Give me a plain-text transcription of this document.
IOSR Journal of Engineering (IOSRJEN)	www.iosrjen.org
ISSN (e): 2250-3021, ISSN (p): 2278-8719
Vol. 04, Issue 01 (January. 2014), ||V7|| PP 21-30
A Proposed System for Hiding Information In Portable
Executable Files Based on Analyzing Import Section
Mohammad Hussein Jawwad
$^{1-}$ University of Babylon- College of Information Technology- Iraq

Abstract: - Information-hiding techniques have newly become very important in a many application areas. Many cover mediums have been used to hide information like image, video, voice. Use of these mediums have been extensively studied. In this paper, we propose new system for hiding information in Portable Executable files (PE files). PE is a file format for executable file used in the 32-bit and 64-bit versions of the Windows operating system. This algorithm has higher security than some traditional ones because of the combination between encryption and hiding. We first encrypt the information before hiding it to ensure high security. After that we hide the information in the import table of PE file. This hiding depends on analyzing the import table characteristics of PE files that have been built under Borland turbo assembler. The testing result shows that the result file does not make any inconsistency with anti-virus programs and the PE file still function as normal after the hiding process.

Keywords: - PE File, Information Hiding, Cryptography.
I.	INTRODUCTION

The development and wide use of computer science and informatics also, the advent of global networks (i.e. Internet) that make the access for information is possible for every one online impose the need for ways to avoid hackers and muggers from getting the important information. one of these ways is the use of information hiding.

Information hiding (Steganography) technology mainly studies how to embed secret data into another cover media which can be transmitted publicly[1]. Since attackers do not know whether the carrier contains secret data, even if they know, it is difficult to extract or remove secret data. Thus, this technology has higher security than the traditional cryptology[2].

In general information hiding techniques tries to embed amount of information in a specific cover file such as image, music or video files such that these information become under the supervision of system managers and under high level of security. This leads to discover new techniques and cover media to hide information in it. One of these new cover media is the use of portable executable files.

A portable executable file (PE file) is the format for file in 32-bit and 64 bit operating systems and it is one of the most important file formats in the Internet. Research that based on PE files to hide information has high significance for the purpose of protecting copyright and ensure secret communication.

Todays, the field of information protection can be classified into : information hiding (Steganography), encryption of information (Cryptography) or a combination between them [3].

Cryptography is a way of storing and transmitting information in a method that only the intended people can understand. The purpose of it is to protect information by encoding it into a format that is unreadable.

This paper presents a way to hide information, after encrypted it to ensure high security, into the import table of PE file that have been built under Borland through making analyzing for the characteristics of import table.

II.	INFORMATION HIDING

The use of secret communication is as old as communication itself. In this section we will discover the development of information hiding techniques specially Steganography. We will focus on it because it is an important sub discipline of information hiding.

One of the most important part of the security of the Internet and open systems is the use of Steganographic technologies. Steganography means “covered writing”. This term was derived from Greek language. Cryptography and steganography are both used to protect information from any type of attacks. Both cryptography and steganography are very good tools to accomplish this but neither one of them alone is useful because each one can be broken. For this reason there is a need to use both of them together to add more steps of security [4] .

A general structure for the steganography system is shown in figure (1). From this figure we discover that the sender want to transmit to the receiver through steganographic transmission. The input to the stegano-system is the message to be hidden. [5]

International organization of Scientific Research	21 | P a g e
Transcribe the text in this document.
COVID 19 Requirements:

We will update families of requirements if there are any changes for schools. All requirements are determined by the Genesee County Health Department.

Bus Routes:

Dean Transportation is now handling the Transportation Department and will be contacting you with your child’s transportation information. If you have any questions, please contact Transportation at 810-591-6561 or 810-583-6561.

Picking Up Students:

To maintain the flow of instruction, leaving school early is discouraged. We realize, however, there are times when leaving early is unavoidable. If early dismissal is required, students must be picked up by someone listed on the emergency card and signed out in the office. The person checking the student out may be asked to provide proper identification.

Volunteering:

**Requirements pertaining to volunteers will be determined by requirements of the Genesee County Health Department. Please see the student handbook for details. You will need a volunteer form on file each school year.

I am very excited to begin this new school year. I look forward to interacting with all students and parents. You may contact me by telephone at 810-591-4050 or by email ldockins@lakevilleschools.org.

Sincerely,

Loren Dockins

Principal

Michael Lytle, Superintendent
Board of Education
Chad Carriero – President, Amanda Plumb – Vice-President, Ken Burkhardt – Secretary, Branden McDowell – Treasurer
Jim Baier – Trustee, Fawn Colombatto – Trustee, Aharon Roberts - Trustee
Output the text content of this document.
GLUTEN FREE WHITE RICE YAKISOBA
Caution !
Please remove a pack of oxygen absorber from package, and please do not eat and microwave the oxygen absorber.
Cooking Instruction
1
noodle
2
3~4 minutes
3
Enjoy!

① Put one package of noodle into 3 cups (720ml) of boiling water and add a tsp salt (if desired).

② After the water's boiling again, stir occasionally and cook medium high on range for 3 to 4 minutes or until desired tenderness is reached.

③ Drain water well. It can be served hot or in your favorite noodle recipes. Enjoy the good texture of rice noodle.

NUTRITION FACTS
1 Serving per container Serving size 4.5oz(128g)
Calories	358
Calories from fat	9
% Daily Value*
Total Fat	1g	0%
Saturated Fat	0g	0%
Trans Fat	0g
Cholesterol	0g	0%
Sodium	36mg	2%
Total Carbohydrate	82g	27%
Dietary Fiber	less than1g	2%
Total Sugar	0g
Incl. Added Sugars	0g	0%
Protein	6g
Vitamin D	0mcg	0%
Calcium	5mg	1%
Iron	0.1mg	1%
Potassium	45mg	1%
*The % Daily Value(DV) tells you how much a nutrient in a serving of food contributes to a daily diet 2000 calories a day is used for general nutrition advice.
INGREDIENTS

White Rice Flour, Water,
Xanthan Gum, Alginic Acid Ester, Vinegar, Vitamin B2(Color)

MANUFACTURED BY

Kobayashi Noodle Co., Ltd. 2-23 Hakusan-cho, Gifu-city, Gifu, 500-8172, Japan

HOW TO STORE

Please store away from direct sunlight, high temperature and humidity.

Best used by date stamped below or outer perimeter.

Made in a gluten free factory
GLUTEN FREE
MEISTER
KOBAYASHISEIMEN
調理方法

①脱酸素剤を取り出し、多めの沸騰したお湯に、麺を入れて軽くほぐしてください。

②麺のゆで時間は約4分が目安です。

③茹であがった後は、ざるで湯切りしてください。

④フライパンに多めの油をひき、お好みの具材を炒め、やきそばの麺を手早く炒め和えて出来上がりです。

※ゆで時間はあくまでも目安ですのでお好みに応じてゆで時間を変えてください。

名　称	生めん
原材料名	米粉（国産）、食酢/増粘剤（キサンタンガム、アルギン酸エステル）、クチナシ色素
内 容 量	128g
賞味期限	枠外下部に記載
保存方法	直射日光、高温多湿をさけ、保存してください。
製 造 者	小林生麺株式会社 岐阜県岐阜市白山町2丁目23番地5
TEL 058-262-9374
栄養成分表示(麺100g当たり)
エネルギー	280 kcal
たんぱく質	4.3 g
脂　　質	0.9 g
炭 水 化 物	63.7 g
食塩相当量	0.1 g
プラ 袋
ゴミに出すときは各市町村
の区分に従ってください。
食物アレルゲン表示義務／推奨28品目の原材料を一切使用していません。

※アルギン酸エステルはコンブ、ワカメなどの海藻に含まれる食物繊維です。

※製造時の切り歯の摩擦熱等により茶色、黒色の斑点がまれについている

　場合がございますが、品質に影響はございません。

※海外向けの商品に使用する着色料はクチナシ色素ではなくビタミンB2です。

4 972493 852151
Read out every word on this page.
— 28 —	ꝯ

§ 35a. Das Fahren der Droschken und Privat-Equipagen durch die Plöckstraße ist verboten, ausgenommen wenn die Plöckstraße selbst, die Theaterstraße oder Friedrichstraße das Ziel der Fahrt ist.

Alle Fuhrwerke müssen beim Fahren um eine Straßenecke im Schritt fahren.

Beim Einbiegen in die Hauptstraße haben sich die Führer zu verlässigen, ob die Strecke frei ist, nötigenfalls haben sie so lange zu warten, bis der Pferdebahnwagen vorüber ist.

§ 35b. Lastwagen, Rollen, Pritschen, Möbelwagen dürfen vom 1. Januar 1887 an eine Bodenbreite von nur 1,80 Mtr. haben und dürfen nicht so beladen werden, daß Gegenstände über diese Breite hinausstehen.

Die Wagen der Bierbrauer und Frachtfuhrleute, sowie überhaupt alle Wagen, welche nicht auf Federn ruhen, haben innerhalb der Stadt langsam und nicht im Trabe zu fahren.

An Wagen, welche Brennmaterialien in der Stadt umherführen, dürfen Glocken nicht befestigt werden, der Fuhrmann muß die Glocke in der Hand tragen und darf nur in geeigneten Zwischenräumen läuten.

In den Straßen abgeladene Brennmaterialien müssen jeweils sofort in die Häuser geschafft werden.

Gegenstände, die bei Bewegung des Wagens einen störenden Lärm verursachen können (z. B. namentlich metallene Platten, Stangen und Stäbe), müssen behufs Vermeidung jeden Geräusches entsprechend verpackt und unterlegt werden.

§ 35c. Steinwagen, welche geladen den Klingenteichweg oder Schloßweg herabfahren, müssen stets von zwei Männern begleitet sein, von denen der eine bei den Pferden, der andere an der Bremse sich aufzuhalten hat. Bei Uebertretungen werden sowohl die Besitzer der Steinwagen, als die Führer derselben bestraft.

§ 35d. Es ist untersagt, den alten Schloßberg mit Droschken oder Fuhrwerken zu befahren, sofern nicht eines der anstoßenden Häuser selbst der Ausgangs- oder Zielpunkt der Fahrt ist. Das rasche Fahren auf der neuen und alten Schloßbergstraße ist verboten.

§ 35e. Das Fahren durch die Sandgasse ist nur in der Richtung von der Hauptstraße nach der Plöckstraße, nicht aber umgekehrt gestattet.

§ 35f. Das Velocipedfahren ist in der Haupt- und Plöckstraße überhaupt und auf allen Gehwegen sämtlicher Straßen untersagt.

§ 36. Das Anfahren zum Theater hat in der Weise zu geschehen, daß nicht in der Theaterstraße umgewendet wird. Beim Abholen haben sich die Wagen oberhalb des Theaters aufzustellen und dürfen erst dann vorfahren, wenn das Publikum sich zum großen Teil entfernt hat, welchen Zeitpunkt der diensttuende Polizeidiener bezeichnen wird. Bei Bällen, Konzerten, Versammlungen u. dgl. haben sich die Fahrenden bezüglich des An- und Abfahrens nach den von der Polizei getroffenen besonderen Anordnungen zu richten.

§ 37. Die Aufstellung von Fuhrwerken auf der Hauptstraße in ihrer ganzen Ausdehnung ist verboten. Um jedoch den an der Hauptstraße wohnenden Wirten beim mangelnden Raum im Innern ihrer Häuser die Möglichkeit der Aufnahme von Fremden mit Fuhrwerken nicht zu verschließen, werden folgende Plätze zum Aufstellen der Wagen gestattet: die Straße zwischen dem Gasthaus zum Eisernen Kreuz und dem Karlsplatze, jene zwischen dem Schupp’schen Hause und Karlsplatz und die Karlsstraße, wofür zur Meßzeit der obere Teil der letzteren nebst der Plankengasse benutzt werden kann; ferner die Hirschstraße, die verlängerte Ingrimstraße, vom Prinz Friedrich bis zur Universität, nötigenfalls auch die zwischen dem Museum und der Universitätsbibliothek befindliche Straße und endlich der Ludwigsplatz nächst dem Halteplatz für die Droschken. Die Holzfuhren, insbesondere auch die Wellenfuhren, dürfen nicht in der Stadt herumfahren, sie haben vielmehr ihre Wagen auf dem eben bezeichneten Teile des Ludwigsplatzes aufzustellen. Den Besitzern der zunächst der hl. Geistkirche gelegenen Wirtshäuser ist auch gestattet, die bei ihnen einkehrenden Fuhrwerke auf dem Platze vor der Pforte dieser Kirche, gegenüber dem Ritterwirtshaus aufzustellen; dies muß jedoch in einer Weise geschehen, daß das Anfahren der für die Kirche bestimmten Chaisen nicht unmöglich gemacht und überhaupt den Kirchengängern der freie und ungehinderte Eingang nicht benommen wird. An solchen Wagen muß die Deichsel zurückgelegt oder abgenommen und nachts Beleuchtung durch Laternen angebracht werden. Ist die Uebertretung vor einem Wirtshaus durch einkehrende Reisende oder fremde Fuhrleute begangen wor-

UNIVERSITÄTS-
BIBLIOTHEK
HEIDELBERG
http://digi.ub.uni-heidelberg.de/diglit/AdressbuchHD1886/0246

Your objective: Would you show each line of the listing above that has the string "Enjoy"?

Answer:
Enjoy!
③ Drain water well. It can be served hot or in your favorite noodle recipes. Enjoy the good texture of rice noodle.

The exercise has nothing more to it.